Tasks to carry out:
[A] How many years of backend and distributed systems engineering experience does the job posting require?
[B] Extract the part of the job posting starting at "Strong hands-on experience with" and ending at "high TPS platforms).".

Text segment:
"""

Staff, Software Engineer

Walmart · Retail · Sunnyvale, CA

Staff Software Engineer to design and build enterprise-scale Marketplace platforms supporting Seller Risk. This role is backend-heavy, with strong expectations for Java-based distributed systems, while also providing technical leadership for React-based front-end applications. You will operate as a senior technical leader, driving architecture, system design, and engineering excellence across the full stack. Responsibilities include designing and building highly scalable backend microservices using Java and Spring Boot, architecting and implementing real-time event-driven systems using Apache Kafka, and developing and optimizing large-scale batch and streaming data pipelines using Apache Spark. The role requires strong ownership, deep system thinking, and the ability to design for high throughput, low latency, and extreme reliability.

What you'd actually do

Design and build highly scalable backend microservices using Java and Spring Boot.
Architect and implement real-time event-driven systems using Apache Kafka.
Develop and optimize large-scale batch and streaming data pipelines using Apache Spark.
Drive architecture decisions around scalability, resiliency, observability, and cost efficiency.
Lead system design reviews and define engineering best practices for distributed systems.

Skills

Required

12+ years of experience in backend and distributed systems engineering.
Strong hands-on experience in Java and Spring Boot for building production-grade microservices.
Deep expertise in Apache Kafka: Topic design and partitioning, Consumer group scaling and offset management, Delivery semantics (at-least-once / exactly-once), Stream processing patterns and performance tuning.
Strong hands-on experience with Apache Spark: Batch and Structured Streaming workloads, Job optimization (shuffle tuning, memory tuning, skew handling), Working with large-scale datasets.
Proven experience building systems operating at large scale (millions–billions of events / high TPS platforms).

"""

Supplied information:

"""

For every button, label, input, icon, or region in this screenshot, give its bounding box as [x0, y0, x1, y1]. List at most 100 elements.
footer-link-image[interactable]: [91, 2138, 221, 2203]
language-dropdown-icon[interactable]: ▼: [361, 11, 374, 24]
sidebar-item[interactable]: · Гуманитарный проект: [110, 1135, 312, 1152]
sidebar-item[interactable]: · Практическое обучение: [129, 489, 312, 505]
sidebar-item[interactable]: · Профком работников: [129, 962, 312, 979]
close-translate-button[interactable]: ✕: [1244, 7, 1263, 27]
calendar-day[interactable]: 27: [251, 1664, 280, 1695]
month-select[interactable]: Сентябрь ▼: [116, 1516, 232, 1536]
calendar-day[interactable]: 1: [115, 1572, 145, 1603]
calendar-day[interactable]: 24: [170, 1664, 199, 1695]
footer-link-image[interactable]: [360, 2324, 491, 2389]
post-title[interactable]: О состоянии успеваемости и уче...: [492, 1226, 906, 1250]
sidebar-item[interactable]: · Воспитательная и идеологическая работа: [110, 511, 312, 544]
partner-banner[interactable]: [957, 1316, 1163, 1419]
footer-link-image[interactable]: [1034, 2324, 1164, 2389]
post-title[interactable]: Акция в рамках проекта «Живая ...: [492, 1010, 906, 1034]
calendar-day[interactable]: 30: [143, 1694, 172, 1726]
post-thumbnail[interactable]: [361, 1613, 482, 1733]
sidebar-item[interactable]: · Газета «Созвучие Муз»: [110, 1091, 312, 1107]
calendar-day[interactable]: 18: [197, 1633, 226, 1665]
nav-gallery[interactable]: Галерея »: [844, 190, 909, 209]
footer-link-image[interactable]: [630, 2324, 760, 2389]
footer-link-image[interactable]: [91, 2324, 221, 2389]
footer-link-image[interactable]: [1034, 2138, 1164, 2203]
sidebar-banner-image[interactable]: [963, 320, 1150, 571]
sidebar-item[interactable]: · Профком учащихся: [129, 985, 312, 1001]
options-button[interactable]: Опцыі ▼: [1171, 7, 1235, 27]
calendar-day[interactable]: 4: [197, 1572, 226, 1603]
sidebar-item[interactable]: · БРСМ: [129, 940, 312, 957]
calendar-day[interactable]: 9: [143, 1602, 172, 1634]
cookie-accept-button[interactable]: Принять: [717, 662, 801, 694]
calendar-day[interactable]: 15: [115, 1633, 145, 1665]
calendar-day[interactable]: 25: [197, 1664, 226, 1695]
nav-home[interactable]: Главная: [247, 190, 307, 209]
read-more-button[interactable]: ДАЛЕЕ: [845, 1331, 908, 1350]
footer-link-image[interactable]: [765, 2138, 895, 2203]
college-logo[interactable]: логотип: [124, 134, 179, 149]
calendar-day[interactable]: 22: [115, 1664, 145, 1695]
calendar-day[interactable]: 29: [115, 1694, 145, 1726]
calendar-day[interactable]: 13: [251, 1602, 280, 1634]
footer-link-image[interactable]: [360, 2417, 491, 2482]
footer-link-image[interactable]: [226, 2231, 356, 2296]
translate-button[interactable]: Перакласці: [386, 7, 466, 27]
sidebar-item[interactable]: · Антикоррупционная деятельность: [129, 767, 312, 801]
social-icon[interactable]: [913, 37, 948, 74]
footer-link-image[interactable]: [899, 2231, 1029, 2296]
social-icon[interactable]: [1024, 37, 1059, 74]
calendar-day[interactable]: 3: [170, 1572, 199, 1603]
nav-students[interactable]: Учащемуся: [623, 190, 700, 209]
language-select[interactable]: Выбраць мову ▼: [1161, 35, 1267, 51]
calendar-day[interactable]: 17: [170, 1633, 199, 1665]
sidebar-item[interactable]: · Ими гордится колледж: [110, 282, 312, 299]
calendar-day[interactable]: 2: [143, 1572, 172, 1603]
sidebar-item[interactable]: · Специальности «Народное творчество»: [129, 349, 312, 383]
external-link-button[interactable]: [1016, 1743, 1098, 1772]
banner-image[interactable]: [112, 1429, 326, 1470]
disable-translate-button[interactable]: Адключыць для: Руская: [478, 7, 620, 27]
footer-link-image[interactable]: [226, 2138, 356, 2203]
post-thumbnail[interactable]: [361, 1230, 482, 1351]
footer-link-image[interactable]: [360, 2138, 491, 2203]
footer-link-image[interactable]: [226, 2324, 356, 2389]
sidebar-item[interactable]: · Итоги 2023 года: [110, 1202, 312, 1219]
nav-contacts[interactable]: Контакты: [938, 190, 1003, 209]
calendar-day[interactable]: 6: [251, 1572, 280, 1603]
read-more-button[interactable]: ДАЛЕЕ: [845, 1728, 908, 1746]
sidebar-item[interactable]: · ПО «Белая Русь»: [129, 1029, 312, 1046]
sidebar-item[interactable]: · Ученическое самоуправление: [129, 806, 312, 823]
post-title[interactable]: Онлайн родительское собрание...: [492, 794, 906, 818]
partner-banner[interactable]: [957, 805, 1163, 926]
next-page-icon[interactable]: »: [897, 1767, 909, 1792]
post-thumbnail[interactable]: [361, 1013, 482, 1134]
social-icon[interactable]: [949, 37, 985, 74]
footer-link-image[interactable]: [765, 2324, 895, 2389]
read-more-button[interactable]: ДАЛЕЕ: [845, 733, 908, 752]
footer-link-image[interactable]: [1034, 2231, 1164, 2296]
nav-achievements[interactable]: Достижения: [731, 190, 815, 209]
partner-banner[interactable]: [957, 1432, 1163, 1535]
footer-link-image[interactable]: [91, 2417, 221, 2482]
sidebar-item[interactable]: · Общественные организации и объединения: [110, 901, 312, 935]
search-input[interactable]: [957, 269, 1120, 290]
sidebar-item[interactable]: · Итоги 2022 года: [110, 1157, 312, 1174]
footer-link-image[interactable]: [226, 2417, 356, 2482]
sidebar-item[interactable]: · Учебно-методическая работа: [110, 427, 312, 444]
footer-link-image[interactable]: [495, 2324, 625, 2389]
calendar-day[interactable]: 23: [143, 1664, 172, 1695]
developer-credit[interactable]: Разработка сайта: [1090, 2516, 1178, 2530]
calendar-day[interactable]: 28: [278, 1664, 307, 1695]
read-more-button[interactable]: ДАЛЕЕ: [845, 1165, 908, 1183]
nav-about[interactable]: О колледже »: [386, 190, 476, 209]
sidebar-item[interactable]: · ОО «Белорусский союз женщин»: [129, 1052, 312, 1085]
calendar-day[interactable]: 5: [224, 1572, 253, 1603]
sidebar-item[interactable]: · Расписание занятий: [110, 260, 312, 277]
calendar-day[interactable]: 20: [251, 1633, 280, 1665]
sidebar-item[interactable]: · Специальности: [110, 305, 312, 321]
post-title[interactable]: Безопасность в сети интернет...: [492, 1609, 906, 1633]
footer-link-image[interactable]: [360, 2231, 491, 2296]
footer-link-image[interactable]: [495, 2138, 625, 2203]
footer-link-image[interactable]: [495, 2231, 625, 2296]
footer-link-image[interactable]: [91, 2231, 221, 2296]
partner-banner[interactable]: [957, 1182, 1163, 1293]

"""

Task responses:
[A] 12+ years.

[B]
Strong hands-on experience with Apache Spark: Batch and Structured Streaming workloads, Job optimization (shuffle tuning, memory tuning, skew handling), Working with large-scale datasets.
Proven experience building systems operating at large scale (millions–billions of events / high TPS platforms).